Transcribe the listing word for word.

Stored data
Start

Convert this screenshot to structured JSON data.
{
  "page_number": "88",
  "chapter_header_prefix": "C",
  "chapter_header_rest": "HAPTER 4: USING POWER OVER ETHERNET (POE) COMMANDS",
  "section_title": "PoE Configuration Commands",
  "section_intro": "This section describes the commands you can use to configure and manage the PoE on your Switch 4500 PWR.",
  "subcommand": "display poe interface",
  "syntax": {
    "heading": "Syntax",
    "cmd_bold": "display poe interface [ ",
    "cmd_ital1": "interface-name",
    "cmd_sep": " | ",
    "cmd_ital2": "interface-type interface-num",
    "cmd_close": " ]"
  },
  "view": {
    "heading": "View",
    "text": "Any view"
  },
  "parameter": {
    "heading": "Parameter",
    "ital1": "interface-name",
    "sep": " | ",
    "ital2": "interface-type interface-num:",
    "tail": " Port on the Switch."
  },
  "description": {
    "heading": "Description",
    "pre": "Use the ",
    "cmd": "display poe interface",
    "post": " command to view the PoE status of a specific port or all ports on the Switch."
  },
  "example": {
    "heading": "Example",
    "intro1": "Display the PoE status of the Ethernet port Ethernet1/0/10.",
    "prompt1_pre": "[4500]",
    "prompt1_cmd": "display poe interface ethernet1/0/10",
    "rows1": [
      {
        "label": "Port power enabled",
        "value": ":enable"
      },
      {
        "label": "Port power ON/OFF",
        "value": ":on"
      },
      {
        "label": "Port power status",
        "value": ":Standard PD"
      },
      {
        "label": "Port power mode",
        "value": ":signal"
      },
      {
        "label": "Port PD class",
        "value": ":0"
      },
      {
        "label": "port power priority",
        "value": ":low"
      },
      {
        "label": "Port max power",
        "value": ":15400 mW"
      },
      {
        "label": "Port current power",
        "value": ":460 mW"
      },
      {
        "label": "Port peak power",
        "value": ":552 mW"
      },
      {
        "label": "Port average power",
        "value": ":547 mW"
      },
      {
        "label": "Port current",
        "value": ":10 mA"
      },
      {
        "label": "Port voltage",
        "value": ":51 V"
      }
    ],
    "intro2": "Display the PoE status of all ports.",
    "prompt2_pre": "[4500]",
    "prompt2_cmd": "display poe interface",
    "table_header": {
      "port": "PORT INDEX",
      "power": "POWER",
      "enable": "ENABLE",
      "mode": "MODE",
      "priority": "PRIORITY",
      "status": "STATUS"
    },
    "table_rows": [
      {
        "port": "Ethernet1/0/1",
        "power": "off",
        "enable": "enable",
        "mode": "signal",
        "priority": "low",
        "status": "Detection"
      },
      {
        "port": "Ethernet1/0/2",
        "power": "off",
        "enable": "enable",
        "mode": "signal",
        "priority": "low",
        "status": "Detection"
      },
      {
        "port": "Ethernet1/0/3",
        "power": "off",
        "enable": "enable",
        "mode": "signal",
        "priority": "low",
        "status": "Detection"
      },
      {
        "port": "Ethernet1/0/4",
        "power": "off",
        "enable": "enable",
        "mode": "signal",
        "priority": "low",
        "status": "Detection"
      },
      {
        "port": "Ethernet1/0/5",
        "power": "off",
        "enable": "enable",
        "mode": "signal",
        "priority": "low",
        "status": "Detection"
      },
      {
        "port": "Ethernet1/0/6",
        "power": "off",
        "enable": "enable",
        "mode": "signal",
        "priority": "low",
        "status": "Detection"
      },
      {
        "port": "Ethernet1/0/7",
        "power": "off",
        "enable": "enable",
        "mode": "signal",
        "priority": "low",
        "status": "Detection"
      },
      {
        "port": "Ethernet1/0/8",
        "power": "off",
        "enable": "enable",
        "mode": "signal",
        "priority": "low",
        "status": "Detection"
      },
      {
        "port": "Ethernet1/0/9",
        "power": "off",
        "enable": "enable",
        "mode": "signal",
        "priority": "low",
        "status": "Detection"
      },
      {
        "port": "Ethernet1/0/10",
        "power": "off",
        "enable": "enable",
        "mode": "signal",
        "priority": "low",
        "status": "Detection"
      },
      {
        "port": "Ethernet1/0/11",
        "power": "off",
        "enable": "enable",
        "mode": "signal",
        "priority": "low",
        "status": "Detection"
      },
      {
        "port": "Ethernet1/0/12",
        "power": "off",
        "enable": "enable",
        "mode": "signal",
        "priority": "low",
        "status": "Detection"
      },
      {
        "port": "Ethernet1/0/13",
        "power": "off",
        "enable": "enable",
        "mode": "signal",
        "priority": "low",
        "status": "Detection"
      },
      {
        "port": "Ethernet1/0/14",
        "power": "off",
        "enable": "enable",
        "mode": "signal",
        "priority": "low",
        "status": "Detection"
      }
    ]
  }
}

End

» **RESULT**:
Convert this screenshot to structured JSON data.
{
  "page_number": "88",
  "chapter_header_prefix": "C",
  "chapter_header_rest": "HAPTER 4: USING POWER OVER ETHERNET (POE) COMMANDS",
  "section_title": "PoE Configuration Commands",
  "section_intro": "This section describes the commands you can use to configure and manage the PoE on your Switch 4500 PWR.",
  "subcommand": "display poe interface",
  "syntax": {
    "heading": "Syntax",
    "cmd_bold": "display poe interface [ ",
    "cmd_ital1": "interface-name",
    "cmd_sep": " | ",
    "cmd_ital2": "interface-type interface-num",
    "cmd_close": " ]"
  },
  "view": {
    "heading": "View",
    "text": "Any view"
  },
  "parameter": {
    "heading": "Parameter",
    "ital1": "interface-name",
    "sep": " | ",
    "ital2": "interface-type interface-num:",
    "tail": " Port on the Switch."
  },
  "description": {
    "heading": "Description",
    "pre": "Use the ",
    "cmd": "display poe interface",
    "post": " command to view the PoE status of a specific port or all ports on the Switch."
  },
  "example": {
    "heading": "Example",
    "intro1": "Display the PoE status of the Ethernet port Ethernet1/0/10.",
    "prompt1_pre": "[4500]",
    "prompt1_cmd": "display poe interface ethernet1/0/10",
    "rows1": [
      {
        "label": "Port power enabled",
        "value": ":enable"
      },
      {
        "label": "Port power ON/OFF",
        "value": ":on"
      },
      {
        "label": "Port power status",
        "value": ":Standard PD"
      },
      {
        "label": "Port power mode",
        "value": ":signal"
      },
      {
        "label": "Port PD class",
        "value": ":0"
      },
      {
        "label": "port power priority",
        "value": ":low"
      },
      {
        "label": "Port max power",
        "value": ":15400 mW"
      },
      {
        "label": "Port current power",
        "value": ":460 mW"
      },
      {
        "label": "Port peak power",
        "value": ":552 mW"
      },
      {
        "label": "Port average power",
        "value": ":547 mW"
      },
      {
        "label": "Port current",
        "value": ":10 mA"
      },
      {
        "label": "Port voltage",
        "value": ":51 V"
      }
    ],
    "intro2": "Display the PoE status of all ports.",
    "prompt2_pre": "[4500]",
    "prompt2_cmd": "display poe interface",
    "table_header": {
      "port": "PORT INDEX",
      "power": "POWER",
      "enable": "ENABLE",
      "mode": "MODE",
      "priority": "PRIORITY",
      "status": "STATUS"
    },
    "table_rows": [
      {
        "port": "Ethernet1/0/1",
        "power": "off",
        "enable": "enable",
        "mode": "signal",
        "priority": "low",
        "status": "Detection"
      },
      {
        "port": "Ethernet1/0/2",
        "power": "off",
        "enable": "enable",
        "mode": "signal",
        "priority": "low",
        "status": "Detection"
      },
      {
        "port": "Ethernet1/0/3",
        "power": "off",
        "enable": "enable",
        "mode": "signal",
        "priority": "low",
        "status": "Detection"
      },
      {
        "port": "Ethernet1/0/4",
        "power": "off",
        "enable": "enable",
        "mode": "signal",
        "priority": "low",
        "status": "Detection"
      },
      {
        "port": "Ethernet1/0/5",
        "power": "off",
        "enable": "enable",
        "mode": "signal",
        "priority": "low",
        "status": "Detection"
      },
      {
        "port": "Ethernet1/0/6",
        "power": "off",
        "enable": "enable",
        "mode": "signal",
        "priority": "low",
        "status": "Detection"
      },
      {
        "port": "Ethernet1/0/7",
        "power": "off",
        "enable": "enable",
        "mode": "signal",
        "priority": "low",
        "status": "Detection"
      },
      {
        "port": "Ethernet1/0/8",
        "power": "off",
        "enable": "enable",
        "mode": "signal",
        "priority": "low",
        "status": "Detection"
      },
      {
        "port": "Ethernet1/0/9",
        "power": "off",
        "enable": "enable",
        "mode": "signal",
        "priority": "low",
        "status": "Detection"
      },
      {
        "port": "Ethernet1/0/10",
        "power": "off",
        "enable": "enable",
        "mode": "signal",
        "priority": "low",
        "status": "Detection"
      },
      {
        "port": "Ethernet1/0/11",
        "power": "off",
        "enable": "enable",
        "mode": "signal",
        "priority": "low",
        "status": "Detection"
      },
      {
        "port": "Ethernet1/0/12",
        "power": "off",
        "enable": "enable",
        "mode": "signal",
        "priority": "low",
        "status": "Detection"
      },
      {
        "port": "Ethernet1/0/13",
        "power": "off",
        "enable": "enable",
        "mode": "signal",
        "priority": "low",
        "status": "Detection"
      },
      {
        "port": "Ethernet1/0/14",
        "power": "off",
        "enable": "enable",
        "mode": "signal",
        "priority": "low",
        "status": "Detection"
      }
    ]
  }
}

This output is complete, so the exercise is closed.